## Exercise brief
Determine the number of lines where "JSON" occurs and reply with that number by itself.
⟨
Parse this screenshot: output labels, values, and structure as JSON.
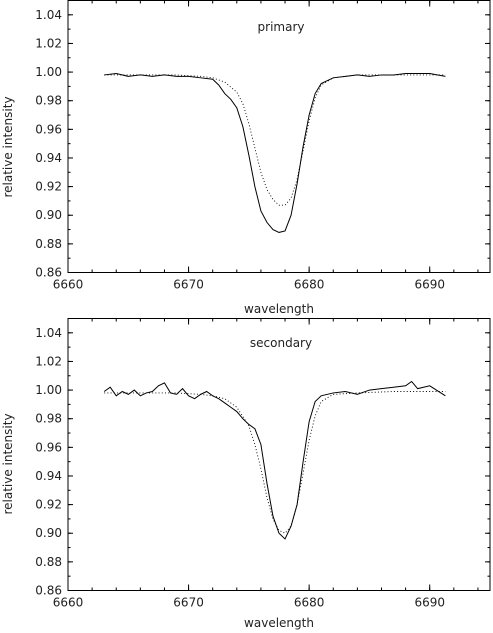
{
  "chart_data": [
    {
      "type": "line",
      "title": "primary",
      "xlabel": "wavelength",
      "ylabel": "relative intensity",
      "xlim": [
        6660,
        6695
      ],
      "ylim": [
        0.86,
        1.05
      ],
      "x_ticks": [
        6660,
        6670,
        6680,
        6690
      ],
      "x_tick_labels": [
        "6660",
        "6670",
        "6680",
        "6690"
      ],
      "y_ticks": [
        0.86,
        0.88,
        0.9,
        0.92,
        0.94,
        0.96,
        0.98,
        1.0,
        1.02,
        1.04
      ],
      "y_tick_labels": [
        "0.86",
        "0.88",
        "0.90",
        "0.92",
        "0.94",
        "0.96",
        "0.98",
        "1.00",
        "1.02",
        "1.04"
      ],
      "grid": false,
      "series": [
        {
          "style": "solid",
          "x": [
            6663.0,
            6664.0,
            6665.0,
            6666.0,
            6667.0,
            6668.0,
            6669.0,
            6670.0,
            6671.0,
            6672.0,
            6672.5,
            6673.0,
            6673.5,
            6674.0,
            6674.5,
            6675.0,
            6675.5,
            6676.0,
            6676.5,
            6677.0,
            6677.5,
            6678.0,
            6678.5,
            6679.0,
            6679.5,
            6680.0,
            6680.5,
            6681.0,
            6682.0,
            6683.0,
            6684.0,
            6685.0,
            6686.0,
            6687.0,
            6688.0,
            6689.0,
            6690.0,
            6691.3
          ],
          "y": [
            0.998,
            0.999,
            0.997,
            0.998,
            0.997,
            0.998,
            0.997,
            0.997,
            0.996,
            0.995,
            0.991,
            0.985,
            0.981,
            0.975,
            0.962,
            0.942,
            0.92,
            0.903,
            0.895,
            0.89,
            0.888,
            0.889,
            0.9,
            0.922,
            0.948,
            0.97,
            0.985,
            0.992,
            0.996,
            0.997,
            0.998,
            0.997,
            0.998,
            0.998,
            0.999,
            0.999,
            0.999,
            0.997
          ]
        },
        {
          "style": "dotted",
          "x": [
            6663.0,
            6666.0,
            6669.0,
            6671.0,
            6672.0,
            6673.0,
            6674.0,
            6674.5,
            6675.0,
            6675.5,
            6676.0,
            6676.5,
            6677.0,
            6677.5,
            6678.0,
            6678.5,
            6679.0,
            6679.5,
            6680.0,
            6680.5,
            6681.0,
            6682.0,
            6684.0,
            6687.0,
            6691.3
          ],
          "y": [
            0.998,
            0.998,
            0.998,
            0.997,
            0.996,
            0.993,
            0.986,
            0.978,
            0.964,
            0.947,
            0.93,
            0.918,
            0.911,
            0.907,
            0.907,
            0.912,
            0.925,
            0.945,
            0.966,
            0.982,
            0.991,
            0.996,
            0.998,
            0.998,
            0.998
          ]
        }
      ]
    },
    {
      "type": "line",
      "title": "secondary",
      "xlabel": "wavelength",
      "ylabel": "relative intensity",
      "xlim": [
        6660,
        6695
      ],
      "ylim": [
        0.86,
        1.05
      ],
      "x_ticks": [
        6660,
        6670,
        6680,
        6690
      ],
      "x_tick_labels": [
        "6660",
        "6670",
        "6680",
        "6690"
      ],
      "y_ticks": [
        0.86,
        0.88,
        0.9,
        0.92,
        0.94,
        0.96,
        0.98,
        1.0,
        1.02,
        1.04
      ],
      "y_tick_labels": [
        "0.86",
        "0.88",
        "0.90",
        "0.92",
        "0.94",
        "0.96",
        "0.98",
        "1.00",
        "1.02",
        "1.04"
      ],
      "grid": false,
      "series": [
        {
          "style": "solid",
          "x": [
            6663.0,
            6663.5,
            6664.0,
            6664.5,
            6665.0,
            6665.5,
            6666.0,
            6666.5,
            6667.0,
            6667.5,
            6668.0,
            6668.5,
            6669.0,
            6669.5,
            6670.0,
            6670.5,
            6671.0,
            6671.5,
            6672.0,
            6672.5,
            6673.0,
            6673.5,
            6674.0,
            6674.5,
            6675.0,
            6675.5,
            6676.0,
            6676.5,
            6677.0,
            6677.5,
            6678.0,
            6678.5,
            6679.0,
            6679.5,
            6680.0,
            6680.5,
            6681.0,
            6682.0,
            6683.0,
            6684.0,
            6685.0,
            6686.0,
            6687.0,
            6688.0,
            6688.5,
            6689.0,
            6690.0,
            6691.3
          ],
          "y": [
            0.999,
            1.002,
            0.996,
            0.999,
            0.997,
            1.0,
            0.996,
            0.998,
            0.999,
            1.003,
            1.005,
            0.998,
            0.997,
            1.001,
            0.996,
            0.994,
            0.997,
            0.999,
            0.996,
            0.994,
            0.991,
            0.988,
            0.985,
            0.98,
            0.976,
            0.973,
            0.962,
            0.935,
            0.912,
            0.9,
            0.896,
            0.905,
            0.92,
            0.95,
            0.978,
            0.992,
            0.996,
            0.998,
            0.999,
            0.997,
            1.0,
            1.001,
            1.002,
            1.003,
            1.006,
            1.001,
            1.003,
            0.996
          ]
        },
        {
          "style": "dotted",
          "x": [
            6663.0,
            6666.0,
            6669.0,
            6671.0,
            6672.0,
            6673.0,
            6674.0,
            6675.0,
            6675.5,
            6676.0,
            6676.5,
            6677.0,
            6677.5,
            6678.0,
            6678.5,
            6679.0,
            6679.5,
            6680.0,
            6680.5,
            6681.0,
            6682.0,
            6684.0,
            6687.0,
            6691.3
          ],
          "y": [
            0.998,
            0.998,
            0.998,
            0.997,
            0.996,
            0.994,
            0.988,
            0.975,
            0.962,
            0.945,
            0.925,
            0.91,
            0.902,
            0.9,
            0.905,
            0.92,
            0.942,
            0.965,
            0.982,
            0.992,
            0.997,
            0.998,
            0.999,
            0.999
          ]
        }
      ]
    }
  ]
}
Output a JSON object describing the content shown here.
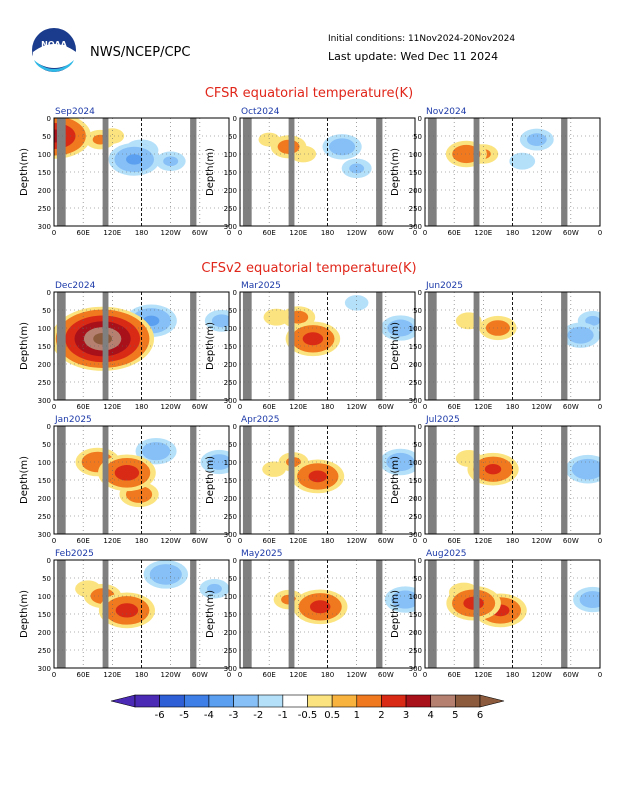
{
  "header": {
    "org": "NWS/NCEP/CPC",
    "logo_text": "NOAA",
    "init_conditions": "Initial conditions: 11Nov2024-20Nov2024",
    "last_update": "Last update: Wed Dec 11 2024"
  },
  "sections": [
    {
      "title": "CFSR equatorial temperature(K)"
    },
    {
      "title": "CFSv2 equatorial temperature(K)"
    }
  ],
  "axes": {
    "ylabel": "Depth(m)",
    "y_ticks": [
      "0",
      "50",
      "100",
      "150",
      "200",
      "250",
      "300"
    ],
    "x_ticks": [
      "0",
      "60E",
      "120E",
      "180",
      "120W",
      "60W",
      "0"
    ]
  },
  "colorbar": {
    "labels": [
      "-6",
      "-5",
      "-4",
      "-3",
      "-2",
      "-1",
      "-0.5",
      "0.5",
      "1",
      "2",
      "3",
      "4",
      "5",
      "6"
    ],
    "colors": [
      "#4b2bb5",
      "#2f5fd6",
      "#3d7fe6",
      "#5b9ff0",
      "#87c0f7",
      "#b5e0fa",
      "#ffffff",
      "#fbe480",
      "#f8b23e",
      "#f0781f",
      "#d92a16",
      "#a8101a",
      "#b58070",
      "#8c5a3c"
    ]
  },
  "chart_data": [
    {
      "type": "heatmap",
      "title": "Sep2024",
      "xlabel": "",
      "ylabel": "Depth(m)",
      "xlim": [
        0,
        360
      ],
      "ylim": [
        300,
        0
      ],
      "anomalies": [
        {
          "lon": 95,
          "depth": 60,
          "value": 1.0
        },
        {
          "lon": 120,
          "depth": 50,
          "value": 0.7
        },
        {
          "lon": 2,
          "depth": 50,
          "value": 3.5
        },
        {
          "lon": 165,
          "depth": 115,
          "value": -2.2
        },
        {
          "lon": 180,
          "depth": 90,
          "value": -1.2
        },
        {
          "lon": 240,
          "depth": 120,
          "value": -1.0
        }
      ]
    },
    {
      "type": "heatmap",
      "title": "Oct2024",
      "xlabel": "",
      "ylabel": "Depth(m)",
      "xlim": [
        0,
        360
      ],
      "ylim": [
        300,
        0
      ],
      "anomalies": [
        {
          "lon": 100,
          "depth": 80,
          "value": 1.3
        },
        {
          "lon": 130,
          "depth": 100,
          "value": 0.8
        },
        {
          "lon": 210,
          "depth": 80,
          "value": -1.5
        },
        {
          "lon": 240,
          "depth": 140,
          "value": -1.0
        },
        {
          "lon": 60,
          "depth": 60,
          "value": 0.6
        }
      ]
    },
    {
      "type": "heatmap",
      "title": "Nov2024",
      "xlabel": "",
      "ylabel": "Depth(m)",
      "xlim": [
        0,
        360
      ],
      "ylim": [
        300,
        0
      ],
      "anomalies": [
        {
          "lon": 85,
          "depth": 100,
          "value": 1.6
        },
        {
          "lon": 120,
          "depth": 100,
          "value": 1.0
        },
        {
          "lon": 230,
          "depth": 60,
          "value": -1.2
        },
        {
          "lon": 200,
          "depth": 120,
          "value": -0.8
        }
      ]
    },
    {
      "type": "heatmap",
      "title": "Dec2024",
      "xlabel": "",
      "ylabel": "Depth(m)",
      "xlim": [
        0,
        360
      ],
      "ylim": [
        300,
        0
      ],
      "anomalies": [
        {
          "lon": 100,
          "depth": 130,
          "value": 5.5
        },
        {
          "lon": 130,
          "depth": 100,
          "value": 2.0
        },
        {
          "lon": 200,
          "depth": 80,
          "value": -2.2
        },
        {
          "lon": 170,
          "depth": 120,
          "value": -1.3
        },
        {
          "lon": 345,
          "depth": 80,
          "value": -1.2
        }
      ]
    },
    {
      "type": "heatmap",
      "title": "Mar2025",
      "xlabel": "",
      "ylabel": "Depth(m)",
      "xlim": [
        0,
        360
      ],
      "ylim": [
        300,
        0
      ],
      "anomalies": [
        {
          "lon": 150,
          "depth": 130,
          "value": 2.4
        },
        {
          "lon": 120,
          "depth": 70,
          "value": 1.2
        },
        {
          "lon": 75,
          "depth": 70,
          "value": 0.8
        },
        {
          "lon": 330,
          "depth": 100,
          "value": -1.5
        },
        {
          "lon": 240,
          "depth": 30,
          "value": -0.7
        }
      ]
    },
    {
      "type": "heatmap",
      "title": "Jun2025",
      "xlabel": "",
      "ylabel": "Depth(m)",
      "xlim": [
        0,
        360
      ],
      "ylim": [
        300,
        0
      ],
      "anomalies": [
        {
          "lon": 150,
          "depth": 100,
          "value": 1.4
        },
        {
          "lon": 90,
          "depth": 80,
          "value": 0.8
        },
        {
          "lon": 320,
          "depth": 120,
          "value": -1.5
        },
        {
          "lon": 345,
          "depth": 80,
          "value": -1.0
        }
      ]
    },
    {
      "type": "heatmap",
      "title": "Jan2025",
      "xlabel": "",
      "ylabel": "Depth(m)",
      "xlim": [
        0,
        360
      ],
      "ylim": [
        300,
        0
      ],
      "anomalies": [
        {
          "lon": 150,
          "depth": 130,
          "value": 2.6
        },
        {
          "lon": 90,
          "depth": 100,
          "value": 1.8
        },
        {
          "lon": 175,
          "depth": 190,
          "value": 1.5
        },
        {
          "lon": 210,
          "depth": 70,
          "value": -1.6
        },
        {
          "lon": 340,
          "depth": 100,
          "value": -1.4
        }
      ]
    },
    {
      "type": "heatmap",
      "title": "Apr2025",
      "xlabel": "",
      "ylabel": "Depth(m)",
      "xlim": [
        0,
        360
      ],
      "ylim": [
        300,
        0
      ],
      "anomalies": [
        {
          "lon": 160,
          "depth": 140,
          "value": 2.3
        },
        {
          "lon": 110,
          "depth": 100,
          "value": 1.0
        },
        {
          "lon": 70,
          "depth": 120,
          "value": 0.7
        },
        {
          "lon": 330,
          "depth": 100,
          "value": -1.6
        }
      ]
    },
    {
      "type": "heatmap",
      "title": "Jul2025",
      "xlabel": "",
      "ylabel": "Depth(m)",
      "xlim": [
        0,
        360
      ],
      "ylim": [
        300,
        0
      ],
      "anomalies": [
        {
          "lon": 140,
          "depth": 120,
          "value": 2.2
        },
        {
          "lon": 90,
          "depth": 90,
          "value": 0.8
        },
        {
          "lon": 335,
          "depth": 120,
          "value": -1.8
        }
      ]
    },
    {
      "type": "heatmap",
      "title": "Feb2025",
      "xlabel": "",
      "ylabel": "Depth(m)",
      "xlim": [
        0,
        360
      ],
      "ylim": [
        300,
        0
      ],
      "anomalies": [
        {
          "lon": 150,
          "depth": 140,
          "value": 2.5
        },
        {
          "lon": 100,
          "depth": 100,
          "value": 1.4
        },
        {
          "lon": 70,
          "depth": 80,
          "value": 0.8
        },
        {
          "lon": 230,
          "depth": 40,
          "value": -1.8
        },
        {
          "lon": 330,
          "depth": 80,
          "value": -1.0
        }
      ]
    },
    {
      "type": "heatmap",
      "title": "May2025",
      "xlabel": "",
      "ylabel": "Depth(m)",
      "xlim": [
        0,
        360
      ],
      "ylim": [
        300,
        0
      ],
      "anomalies": [
        {
          "lon": 165,
          "depth": 130,
          "value": 2.4
        },
        {
          "lon": 100,
          "depth": 110,
          "value": 1.0
        },
        {
          "lon": 340,
          "depth": 110,
          "value": -1.6
        }
      ]
    },
    {
      "type": "heatmap",
      "title": "Aug2025",
      "xlabel": "",
      "ylabel": "Depth(m)",
      "xlim": [
        0,
        360
      ],
      "ylim": [
        300,
        0
      ],
      "anomalies": [
        {
          "lon": 100,
          "depth": 120,
          "value": 2.4
        },
        {
          "lon": 155,
          "depth": 140,
          "value": 2.3
        },
        {
          "lon": 80,
          "depth": 90,
          "value": 1.0
        },
        {
          "lon": 345,
          "depth": 110,
          "value": -1.5
        }
      ]
    }
  ]
}
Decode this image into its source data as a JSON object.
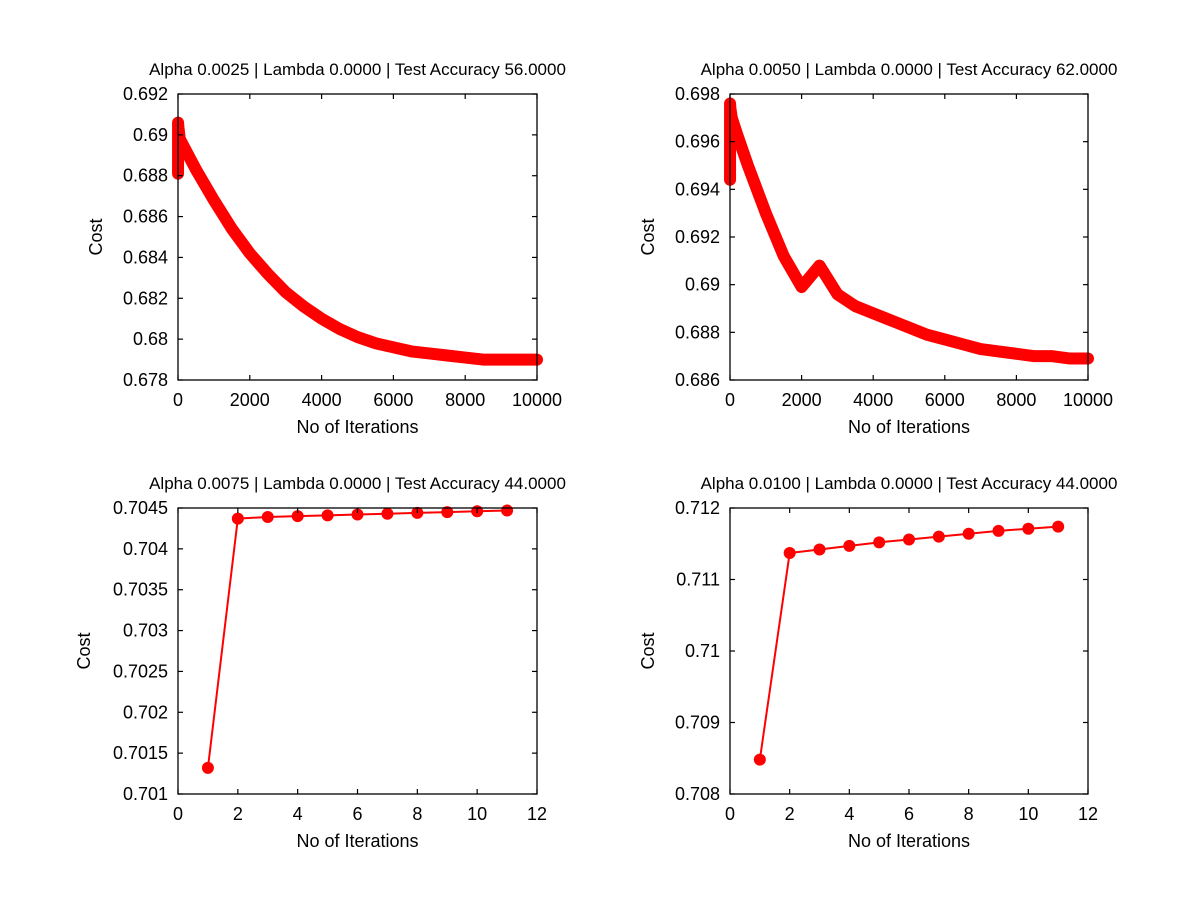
{
  "chart_data": [
    {
      "type": "line",
      "title": "Alpha 0.0025 | Lambda 0.0000 | Test Accuracy 56.0000",
      "xlabel": "No of Iterations",
      "ylabel": "Cost",
      "xlim": [
        0,
        10000
      ],
      "ylim": [
        0.678,
        0.692
      ],
      "xticks": [
        0,
        2000,
        4000,
        6000,
        8000,
        10000
      ],
      "xtick_labels": [
        "0",
        "2000",
        "4000",
        "6000",
        "8000",
        "10000"
      ],
      "yticks": [
        0.678,
        0.68,
        0.682,
        0.684,
        0.686,
        0.688,
        0.69,
        0.692
      ],
      "ytick_labels": [
        "0.678",
        "0.68",
        "0.682",
        "0.684",
        "0.686",
        "0.688",
        "0.69",
        "0.692"
      ],
      "grid": false,
      "marker": "circle",
      "color": "#ff0000",
      "dense_markers": true,
      "series": [
        {
          "x": [
            1,
            2,
            10,
            50,
            200,
            500,
            1000,
            1500,
            2000,
            2500,
            3000,
            3500,
            4000,
            4500,
            5000,
            5500,
            6000,
            6500,
            7000,
            7500,
            8000,
            8500,
            9000,
            9500,
            10000
          ],
          "values": [
            0.6881,
            0.6906,
            0.6904,
            0.6898,
            0.6893,
            0.6883,
            0.6868,
            0.6854,
            0.6842,
            0.6832,
            0.6823,
            0.6816,
            0.681,
            0.6805,
            0.6801,
            0.6798,
            0.6796,
            0.6794,
            0.6793,
            0.6792,
            0.6791,
            0.679,
            0.679,
            0.679,
            0.679
          ]
        }
      ]
    },
    {
      "type": "line",
      "title": "Alpha 0.0050 | Lambda 0.0000 | Test Accuracy 62.0000",
      "xlabel": "No of Iterations",
      "ylabel": "Cost",
      "xlim": [
        0,
        10000
      ],
      "ylim": [
        0.686,
        0.698
      ],
      "xticks": [
        0,
        2000,
        4000,
        6000,
        8000,
        10000
      ],
      "xtick_labels": [
        "0",
        "2000",
        "4000",
        "6000",
        "8000",
        "10000"
      ],
      "yticks": [
        0.686,
        0.688,
        0.69,
        0.692,
        0.694,
        0.696,
        0.698
      ],
      "ytick_labels": [
        "0.686",
        "0.688",
        "0.69",
        "0.692",
        "0.694",
        "0.696",
        "0.698"
      ],
      "grid": false,
      "marker": "circle",
      "color": "#ff0000",
      "dense_markers": true,
      "series": [
        {
          "x": [
            1,
            2,
            10,
            50,
            200,
            500,
            1000,
            1500,
            2000,
            2500,
            3000,
            3500,
            4000,
            4500,
            5000,
            5500,
            6000,
            6500,
            7000,
            7500,
            8000,
            8500,
            9000,
            9500,
            10000
          ],
          "values": [
            0.6944,
            0.6976,
            0.6974,
            0.697,
            0.6963,
            0.695,
            0.693,
            0.6912,
            0.6899,
            0.6908,
            0.6896,
            0.6891,
            0.6888,
            0.6885,
            0.6882,
            0.6879,
            0.6877,
            0.6875,
            0.6873,
            0.6872,
            0.6871,
            0.687,
            0.687,
            0.6869,
            0.6869
          ]
        }
      ]
    },
    {
      "type": "line",
      "title": "Alpha 0.0075 | Lambda 0.0000 | Test Accuracy 44.0000",
      "xlabel": "No of Iterations",
      "ylabel": "Cost",
      "xlim": [
        0,
        12
      ],
      "ylim": [
        0.701,
        0.7045
      ],
      "xticks": [
        0,
        2,
        4,
        6,
        8,
        10,
        12
      ],
      "xtick_labels": [
        "0",
        "2",
        "4",
        "6",
        "8",
        "10",
        "12"
      ],
      "yticks": [
        0.701,
        0.7015,
        0.702,
        0.7025,
        0.703,
        0.7035,
        0.704,
        0.7045
      ],
      "ytick_labels": [
        "0.701",
        "0.7015",
        "0.702",
        "0.7025",
        "0.703",
        "0.7035",
        "0.704",
        "0.7045"
      ],
      "grid": false,
      "marker": "circle",
      "color": "#ff0000",
      "dense_markers": false,
      "series": [
        {
          "x": [
            1,
            2,
            3,
            4,
            5,
            6,
            7,
            8,
            9,
            10,
            11
          ],
          "values": [
            0.70132,
            0.70437,
            0.70439,
            0.7044,
            0.70441,
            0.70442,
            0.70443,
            0.70444,
            0.70445,
            0.70446,
            0.70447
          ]
        }
      ]
    },
    {
      "type": "line",
      "title": "Alpha 0.0100 | Lambda 0.0000 | Test Accuracy 44.0000",
      "xlabel": "No of Iterations",
      "ylabel": "Cost",
      "xlim": [
        0,
        12
      ],
      "ylim": [
        0.708,
        0.712
      ],
      "xticks": [
        0,
        2,
        4,
        6,
        8,
        10,
        12
      ],
      "xtick_labels": [
        "0",
        "2",
        "4",
        "6",
        "8",
        "10",
        "12"
      ],
      "yticks": [
        0.708,
        0.709,
        0.71,
        0.711,
        0.712
      ],
      "ytick_labels": [
        "0.708",
        "0.709",
        "0.71",
        "0.711",
        "0.712"
      ],
      "grid": false,
      "marker": "circle",
      "color": "#ff0000",
      "dense_markers": false,
      "series": [
        {
          "x": [
            1,
            2,
            3,
            4,
            5,
            6,
            7,
            8,
            9,
            10,
            11
          ],
          "values": [
            0.70848,
            0.71137,
            0.71142,
            0.71147,
            0.71152,
            0.71156,
            0.7116,
            0.71164,
            0.71168,
            0.71171,
            0.71174
          ]
        }
      ]
    }
  ]
}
⟩
## Expected answer
3